**SET TASK:**
Go through the listing and return every line with "government" in it.
▼
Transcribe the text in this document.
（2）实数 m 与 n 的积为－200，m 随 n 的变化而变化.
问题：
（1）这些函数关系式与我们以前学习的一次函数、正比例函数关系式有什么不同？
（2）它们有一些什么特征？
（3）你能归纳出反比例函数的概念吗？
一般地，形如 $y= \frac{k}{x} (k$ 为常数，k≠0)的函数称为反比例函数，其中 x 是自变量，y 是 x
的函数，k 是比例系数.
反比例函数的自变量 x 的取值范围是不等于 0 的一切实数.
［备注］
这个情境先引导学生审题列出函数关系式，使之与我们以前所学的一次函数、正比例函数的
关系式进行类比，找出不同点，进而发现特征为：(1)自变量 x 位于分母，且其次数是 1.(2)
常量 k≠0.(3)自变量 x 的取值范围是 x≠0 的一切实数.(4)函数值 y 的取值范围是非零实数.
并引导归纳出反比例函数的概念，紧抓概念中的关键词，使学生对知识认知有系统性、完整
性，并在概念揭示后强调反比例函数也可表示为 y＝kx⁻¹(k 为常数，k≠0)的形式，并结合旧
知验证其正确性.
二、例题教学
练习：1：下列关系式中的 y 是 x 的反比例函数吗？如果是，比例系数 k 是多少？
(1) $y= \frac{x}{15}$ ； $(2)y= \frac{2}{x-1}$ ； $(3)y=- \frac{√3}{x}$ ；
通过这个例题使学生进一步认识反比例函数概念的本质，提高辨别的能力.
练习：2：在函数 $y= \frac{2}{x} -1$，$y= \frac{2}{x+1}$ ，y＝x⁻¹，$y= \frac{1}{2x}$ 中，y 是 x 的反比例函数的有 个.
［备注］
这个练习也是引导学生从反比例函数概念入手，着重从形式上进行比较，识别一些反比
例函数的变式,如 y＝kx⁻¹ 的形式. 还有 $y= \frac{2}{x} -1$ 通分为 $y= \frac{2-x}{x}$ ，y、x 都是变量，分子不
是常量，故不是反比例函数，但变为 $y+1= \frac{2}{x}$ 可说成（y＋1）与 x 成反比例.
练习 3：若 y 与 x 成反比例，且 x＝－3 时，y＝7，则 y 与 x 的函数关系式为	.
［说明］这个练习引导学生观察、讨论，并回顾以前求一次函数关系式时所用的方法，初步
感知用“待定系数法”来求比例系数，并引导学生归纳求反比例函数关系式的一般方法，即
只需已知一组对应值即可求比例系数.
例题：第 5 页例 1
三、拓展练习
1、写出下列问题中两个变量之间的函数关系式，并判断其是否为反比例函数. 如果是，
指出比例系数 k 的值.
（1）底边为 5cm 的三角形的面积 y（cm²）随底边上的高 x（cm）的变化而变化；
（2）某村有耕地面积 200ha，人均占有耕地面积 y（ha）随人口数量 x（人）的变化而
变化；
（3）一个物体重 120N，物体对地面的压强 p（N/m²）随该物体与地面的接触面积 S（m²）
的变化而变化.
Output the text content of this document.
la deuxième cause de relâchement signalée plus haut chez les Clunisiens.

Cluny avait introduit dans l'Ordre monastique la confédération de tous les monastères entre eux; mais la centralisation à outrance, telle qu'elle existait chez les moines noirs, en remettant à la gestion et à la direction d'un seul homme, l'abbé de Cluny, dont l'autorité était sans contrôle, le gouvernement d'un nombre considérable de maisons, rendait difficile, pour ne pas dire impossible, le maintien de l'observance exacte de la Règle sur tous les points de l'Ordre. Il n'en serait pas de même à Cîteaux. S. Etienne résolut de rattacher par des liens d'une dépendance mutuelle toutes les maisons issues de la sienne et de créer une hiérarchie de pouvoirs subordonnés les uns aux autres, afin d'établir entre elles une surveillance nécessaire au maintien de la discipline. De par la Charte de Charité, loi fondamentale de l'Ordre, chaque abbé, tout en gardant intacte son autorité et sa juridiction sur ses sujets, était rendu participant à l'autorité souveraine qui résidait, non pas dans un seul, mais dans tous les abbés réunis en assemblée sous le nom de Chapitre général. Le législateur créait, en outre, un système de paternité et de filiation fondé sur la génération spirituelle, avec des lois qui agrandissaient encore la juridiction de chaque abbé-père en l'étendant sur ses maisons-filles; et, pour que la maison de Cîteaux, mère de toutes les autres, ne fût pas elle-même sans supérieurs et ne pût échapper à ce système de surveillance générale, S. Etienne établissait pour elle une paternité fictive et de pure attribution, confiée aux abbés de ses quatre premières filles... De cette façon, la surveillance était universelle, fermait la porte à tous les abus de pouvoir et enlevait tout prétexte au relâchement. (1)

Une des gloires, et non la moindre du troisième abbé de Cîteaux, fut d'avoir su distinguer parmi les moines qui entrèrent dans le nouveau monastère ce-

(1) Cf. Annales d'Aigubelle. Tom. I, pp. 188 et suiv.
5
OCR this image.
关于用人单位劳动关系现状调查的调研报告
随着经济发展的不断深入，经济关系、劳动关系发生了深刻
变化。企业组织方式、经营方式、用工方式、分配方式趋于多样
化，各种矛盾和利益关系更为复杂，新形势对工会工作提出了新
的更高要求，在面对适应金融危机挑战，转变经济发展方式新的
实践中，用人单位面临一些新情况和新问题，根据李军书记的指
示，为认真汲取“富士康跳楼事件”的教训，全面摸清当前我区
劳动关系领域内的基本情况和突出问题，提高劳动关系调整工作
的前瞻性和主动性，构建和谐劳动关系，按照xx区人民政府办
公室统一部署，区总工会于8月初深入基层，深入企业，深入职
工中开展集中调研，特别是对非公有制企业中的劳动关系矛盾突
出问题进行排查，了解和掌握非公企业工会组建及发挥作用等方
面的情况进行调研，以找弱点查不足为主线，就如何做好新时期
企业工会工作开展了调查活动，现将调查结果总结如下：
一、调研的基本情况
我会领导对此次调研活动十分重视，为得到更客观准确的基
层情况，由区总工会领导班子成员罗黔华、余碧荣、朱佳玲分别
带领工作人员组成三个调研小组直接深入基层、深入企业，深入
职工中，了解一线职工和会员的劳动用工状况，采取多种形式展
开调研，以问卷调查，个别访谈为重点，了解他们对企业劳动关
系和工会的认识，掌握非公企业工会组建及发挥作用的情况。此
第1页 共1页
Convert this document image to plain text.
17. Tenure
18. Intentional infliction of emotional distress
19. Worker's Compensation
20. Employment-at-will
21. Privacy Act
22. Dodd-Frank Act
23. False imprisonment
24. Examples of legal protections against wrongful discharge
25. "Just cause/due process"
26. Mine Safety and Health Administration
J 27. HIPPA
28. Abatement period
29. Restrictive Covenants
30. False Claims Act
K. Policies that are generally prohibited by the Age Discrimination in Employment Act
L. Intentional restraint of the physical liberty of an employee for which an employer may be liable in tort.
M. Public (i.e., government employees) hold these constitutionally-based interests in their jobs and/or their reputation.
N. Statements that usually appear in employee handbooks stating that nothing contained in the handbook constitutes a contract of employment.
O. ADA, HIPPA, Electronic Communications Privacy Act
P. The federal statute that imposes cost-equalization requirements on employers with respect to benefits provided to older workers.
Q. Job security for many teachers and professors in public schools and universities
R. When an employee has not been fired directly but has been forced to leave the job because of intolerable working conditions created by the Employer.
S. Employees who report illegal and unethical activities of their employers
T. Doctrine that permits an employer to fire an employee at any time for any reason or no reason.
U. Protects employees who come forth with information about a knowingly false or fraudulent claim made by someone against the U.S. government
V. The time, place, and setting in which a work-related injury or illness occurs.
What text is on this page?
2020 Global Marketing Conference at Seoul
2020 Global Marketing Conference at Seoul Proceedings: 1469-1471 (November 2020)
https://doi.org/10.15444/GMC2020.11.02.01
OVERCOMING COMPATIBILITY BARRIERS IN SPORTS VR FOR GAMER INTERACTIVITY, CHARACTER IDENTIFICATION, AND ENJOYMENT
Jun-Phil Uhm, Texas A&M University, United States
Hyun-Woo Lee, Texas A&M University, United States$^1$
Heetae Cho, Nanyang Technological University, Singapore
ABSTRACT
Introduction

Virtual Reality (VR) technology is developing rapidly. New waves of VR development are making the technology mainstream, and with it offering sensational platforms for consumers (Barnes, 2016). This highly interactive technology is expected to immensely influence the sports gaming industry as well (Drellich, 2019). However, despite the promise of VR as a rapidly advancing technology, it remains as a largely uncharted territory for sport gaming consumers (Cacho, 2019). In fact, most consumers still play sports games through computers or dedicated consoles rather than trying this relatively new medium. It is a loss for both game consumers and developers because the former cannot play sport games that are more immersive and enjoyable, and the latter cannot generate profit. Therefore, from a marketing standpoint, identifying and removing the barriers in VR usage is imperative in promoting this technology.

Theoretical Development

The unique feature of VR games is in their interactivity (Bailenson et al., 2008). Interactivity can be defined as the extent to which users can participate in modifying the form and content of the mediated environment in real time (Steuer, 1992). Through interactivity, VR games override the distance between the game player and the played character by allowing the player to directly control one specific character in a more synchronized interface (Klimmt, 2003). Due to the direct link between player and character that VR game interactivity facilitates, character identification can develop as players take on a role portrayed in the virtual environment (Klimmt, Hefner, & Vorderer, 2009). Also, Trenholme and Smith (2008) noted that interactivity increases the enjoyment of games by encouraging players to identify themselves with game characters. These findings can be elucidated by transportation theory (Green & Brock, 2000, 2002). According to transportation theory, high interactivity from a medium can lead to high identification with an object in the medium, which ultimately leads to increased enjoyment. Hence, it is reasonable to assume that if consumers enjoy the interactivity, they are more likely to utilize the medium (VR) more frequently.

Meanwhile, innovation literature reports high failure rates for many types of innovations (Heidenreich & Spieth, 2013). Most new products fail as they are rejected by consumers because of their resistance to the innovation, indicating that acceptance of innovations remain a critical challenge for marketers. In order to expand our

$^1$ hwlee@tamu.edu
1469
▲
**EXERCISE SOLUTION:**
M. Public (i.e., government employees) hold these constitutionally-based interests in their jobs and/or their reputation.
U. Protects employees who come forth with information about a knowingly false or fraudulent claim made by someone against the U.S. government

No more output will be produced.